Given information:
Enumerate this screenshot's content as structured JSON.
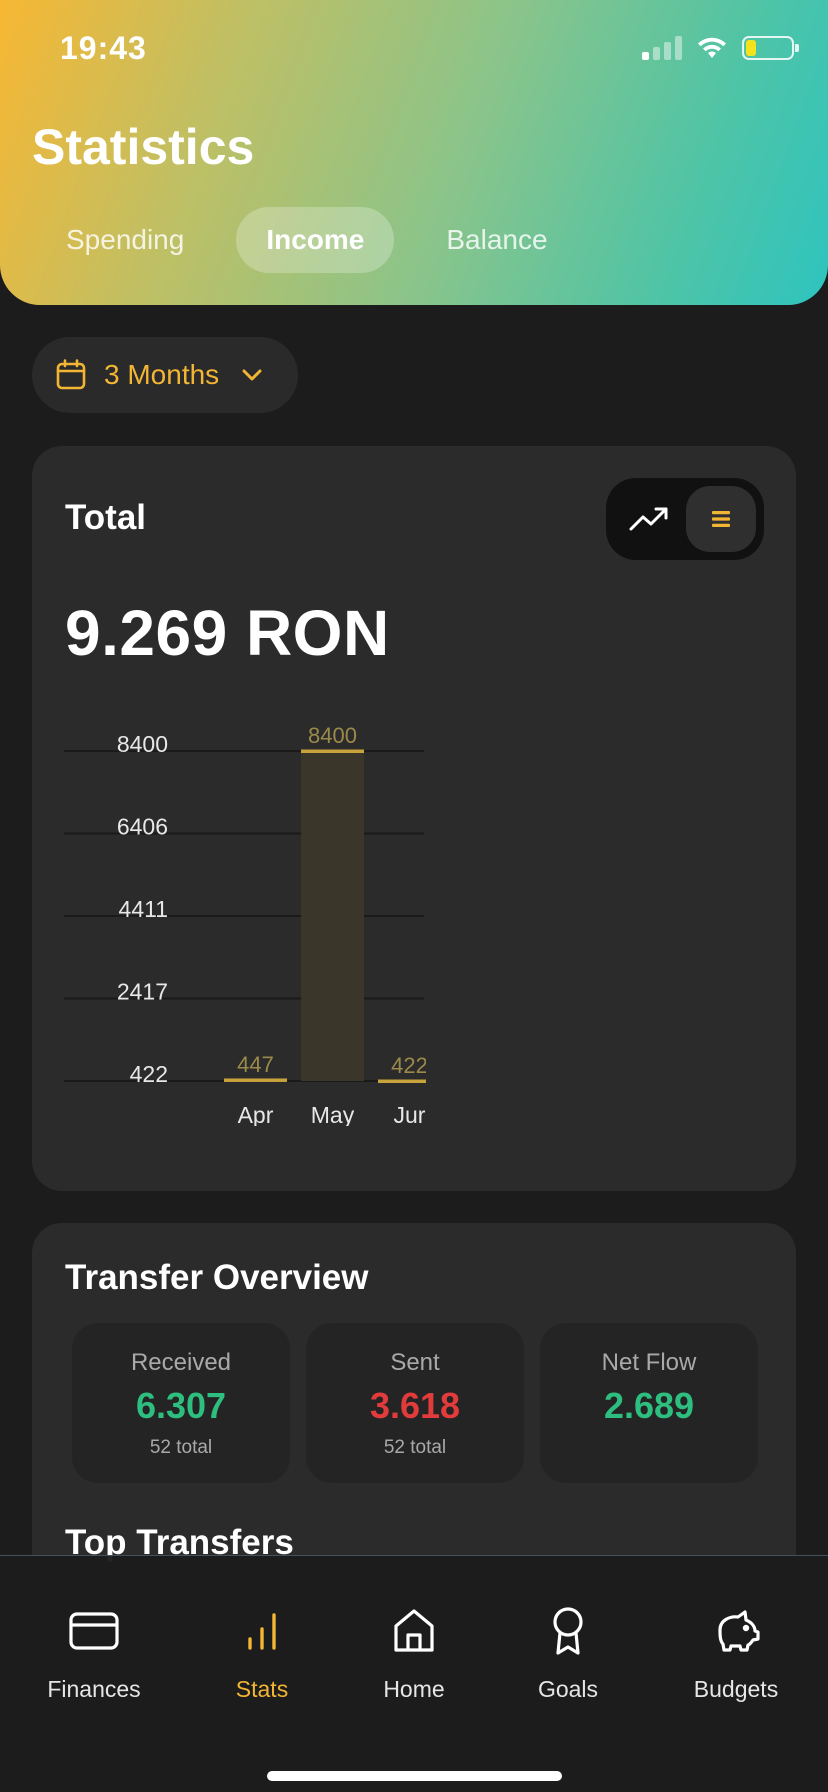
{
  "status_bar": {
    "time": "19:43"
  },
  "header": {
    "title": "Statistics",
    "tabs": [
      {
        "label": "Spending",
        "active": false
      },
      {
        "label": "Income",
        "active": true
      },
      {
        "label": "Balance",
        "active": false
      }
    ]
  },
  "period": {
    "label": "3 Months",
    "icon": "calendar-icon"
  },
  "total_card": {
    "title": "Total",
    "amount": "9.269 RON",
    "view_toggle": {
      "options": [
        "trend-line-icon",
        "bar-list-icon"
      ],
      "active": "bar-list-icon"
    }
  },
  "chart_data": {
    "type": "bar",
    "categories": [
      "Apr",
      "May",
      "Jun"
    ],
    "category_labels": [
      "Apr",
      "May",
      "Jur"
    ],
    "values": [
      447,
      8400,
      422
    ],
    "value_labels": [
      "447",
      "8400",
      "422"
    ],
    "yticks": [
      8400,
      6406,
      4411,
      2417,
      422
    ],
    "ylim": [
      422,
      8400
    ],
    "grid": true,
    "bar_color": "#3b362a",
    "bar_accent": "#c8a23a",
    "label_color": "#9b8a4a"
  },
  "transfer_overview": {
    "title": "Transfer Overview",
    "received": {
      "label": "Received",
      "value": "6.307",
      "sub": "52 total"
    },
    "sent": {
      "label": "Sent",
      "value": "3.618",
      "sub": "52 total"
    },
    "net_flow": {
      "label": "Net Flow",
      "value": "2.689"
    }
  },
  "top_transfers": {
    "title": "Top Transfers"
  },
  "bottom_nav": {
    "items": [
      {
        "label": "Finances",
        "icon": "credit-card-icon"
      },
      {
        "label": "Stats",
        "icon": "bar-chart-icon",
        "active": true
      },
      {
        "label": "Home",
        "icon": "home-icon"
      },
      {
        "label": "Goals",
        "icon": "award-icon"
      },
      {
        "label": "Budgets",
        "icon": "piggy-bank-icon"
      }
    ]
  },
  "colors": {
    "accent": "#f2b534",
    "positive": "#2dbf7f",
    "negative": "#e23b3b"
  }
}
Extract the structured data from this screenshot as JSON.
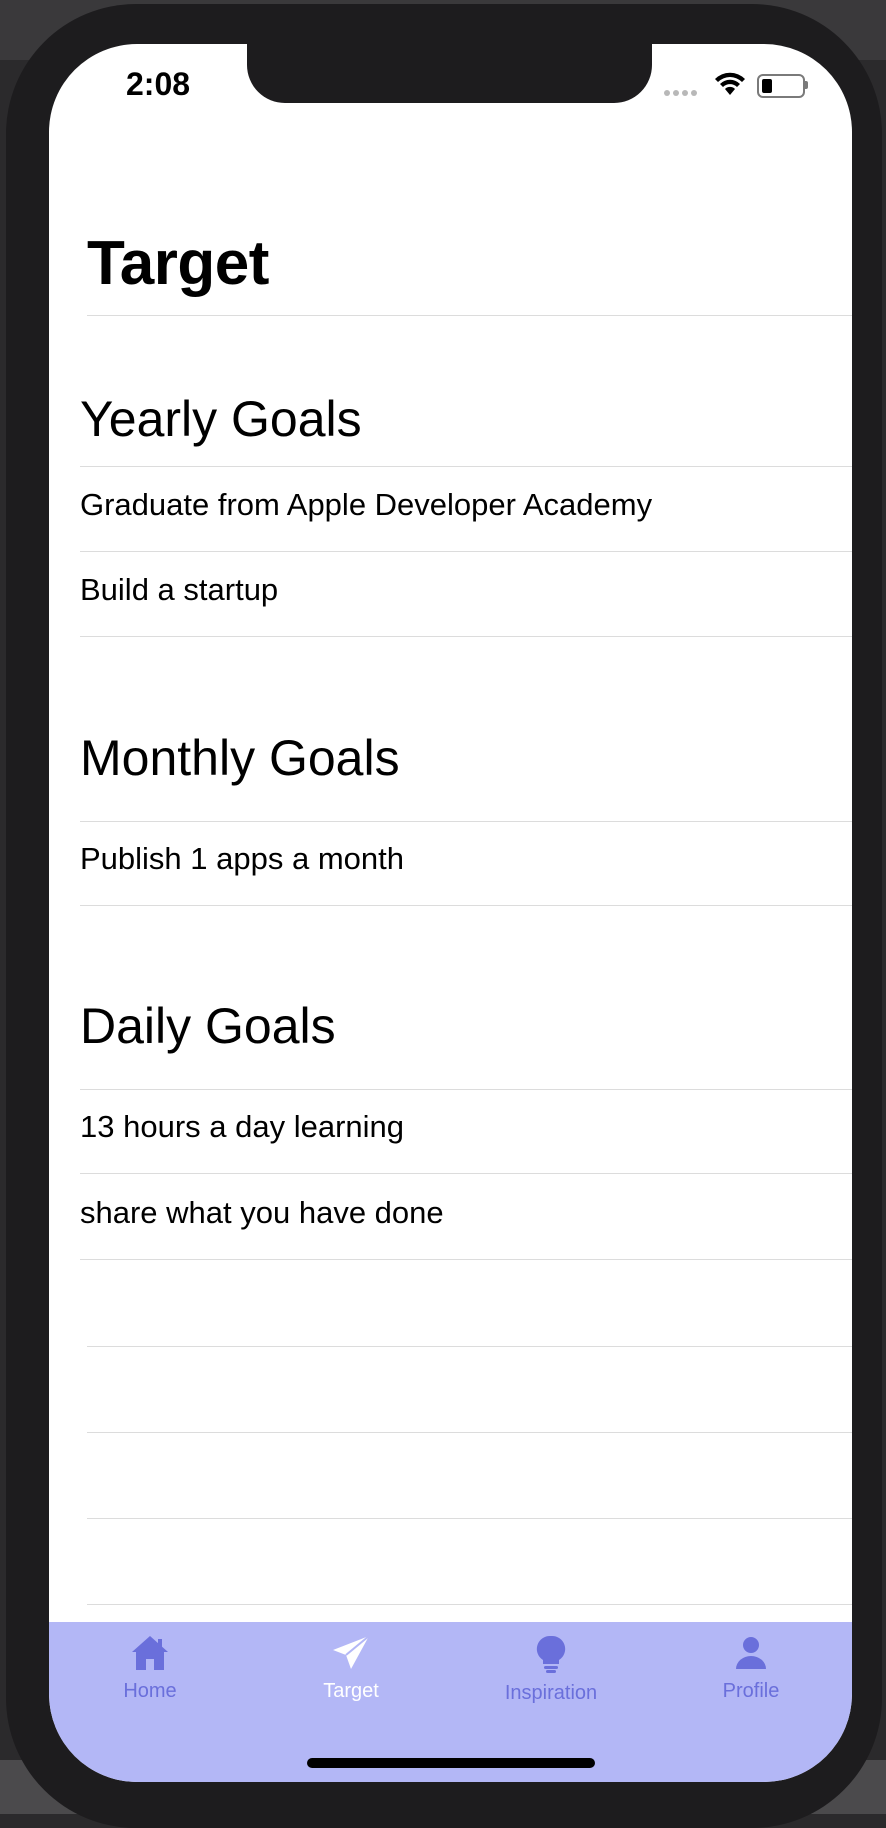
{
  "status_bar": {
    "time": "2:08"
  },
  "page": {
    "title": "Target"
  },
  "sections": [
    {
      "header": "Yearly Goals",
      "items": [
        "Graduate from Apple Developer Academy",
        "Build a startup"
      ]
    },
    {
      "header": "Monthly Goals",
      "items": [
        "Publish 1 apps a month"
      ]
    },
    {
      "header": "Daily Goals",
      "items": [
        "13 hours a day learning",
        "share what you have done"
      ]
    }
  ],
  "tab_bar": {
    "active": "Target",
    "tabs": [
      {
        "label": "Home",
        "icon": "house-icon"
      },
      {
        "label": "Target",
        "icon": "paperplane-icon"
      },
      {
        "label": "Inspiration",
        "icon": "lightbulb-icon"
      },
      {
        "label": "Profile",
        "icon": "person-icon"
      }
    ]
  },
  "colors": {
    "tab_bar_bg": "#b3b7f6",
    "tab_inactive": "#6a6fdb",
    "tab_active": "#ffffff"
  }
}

Task prompt:
Reply with the number of lines in the data that include the string "title" and nothing else.

Reply to the exercise:
5